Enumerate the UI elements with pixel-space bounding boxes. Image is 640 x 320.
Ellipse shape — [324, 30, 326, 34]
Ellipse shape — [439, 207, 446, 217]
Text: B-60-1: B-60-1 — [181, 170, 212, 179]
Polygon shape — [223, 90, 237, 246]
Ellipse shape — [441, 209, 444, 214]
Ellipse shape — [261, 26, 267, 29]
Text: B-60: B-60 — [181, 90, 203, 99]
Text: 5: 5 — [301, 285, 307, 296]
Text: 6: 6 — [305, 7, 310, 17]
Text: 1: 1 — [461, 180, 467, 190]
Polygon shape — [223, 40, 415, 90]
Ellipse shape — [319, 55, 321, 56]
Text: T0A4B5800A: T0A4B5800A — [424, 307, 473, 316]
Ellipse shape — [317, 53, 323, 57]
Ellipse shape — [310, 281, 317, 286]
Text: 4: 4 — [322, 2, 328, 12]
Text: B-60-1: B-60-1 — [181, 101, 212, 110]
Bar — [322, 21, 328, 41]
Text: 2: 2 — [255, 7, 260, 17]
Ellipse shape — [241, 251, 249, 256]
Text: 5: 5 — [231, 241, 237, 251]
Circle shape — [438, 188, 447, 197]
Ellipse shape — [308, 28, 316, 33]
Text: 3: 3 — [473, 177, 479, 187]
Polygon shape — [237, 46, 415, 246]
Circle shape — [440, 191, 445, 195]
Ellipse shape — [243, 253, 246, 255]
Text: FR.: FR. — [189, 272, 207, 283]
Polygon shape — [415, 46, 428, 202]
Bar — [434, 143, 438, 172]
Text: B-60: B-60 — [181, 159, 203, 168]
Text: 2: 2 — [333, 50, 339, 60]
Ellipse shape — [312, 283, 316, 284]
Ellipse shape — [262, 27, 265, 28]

WHAT THE EXERCISE ASKS =
Copy out all of the data above verbatim, line by line.

OUTPUT =
Enumerate the UI elements with pixel-space bounding boxes. Image is 640 x 320.
Ellipse shape — [324, 30, 326, 34]
Ellipse shape — [439, 207, 446, 217]
Text: B-60-1: B-60-1 — [181, 170, 212, 179]
Polygon shape — [223, 90, 237, 246]
Ellipse shape — [441, 209, 444, 214]
Ellipse shape — [261, 26, 267, 29]
Text: B-60: B-60 — [181, 90, 203, 99]
Text: 5: 5 — [301, 285, 307, 296]
Text: 6: 6 — [305, 7, 310, 17]
Text: 1: 1 — [461, 180, 467, 190]
Polygon shape — [223, 40, 415, 90]
Ellipse shape — [319, 55, 321, 56]
Text: T0A4B5800A: T0A4B5800A — [424, 307, 473, 316]
Ellipse shape — [317, 53, 323, 57]
Ellipse shape — [310, 281, 317, 286]
Text: 4: 4 — [322, 2, 328, 12]
Text: B-60-1: B-60-1 — [181, 101, 212, 110]
Bar — [322, 21, 328, 41]
Text: 2: 2 — [255, 7, 260, 17]
Ellipse shape — [241, 251, 249, 256]
Text: 5: 5 — [231, 241, 237, 251]
Circle shape — [438, 188, 447, 197]
Ellipse shape — [308, 28, 316, 33]
Text: 3: 3 — [473, 177, 479, 187]
Polygon shape — [237, 46, 415, 246]
Circle shape — [440, 191, 445, 195]
Ellipse shape — [243, 253, 246, 255]
Text: FR.: FR. — [189, 272, 207, 283]
Polygon shape — [415, 46, 428, 202]
Bar — [434, 143, 438, 172]
Text: B-60: B-60 — [181, 159, 203, 168]
Text: 2: 2 — [333, 50, 339, 60]
Ellipse shape — [312, 283, 316, 284]
Ellipse shape — [262, 27, 265, 28]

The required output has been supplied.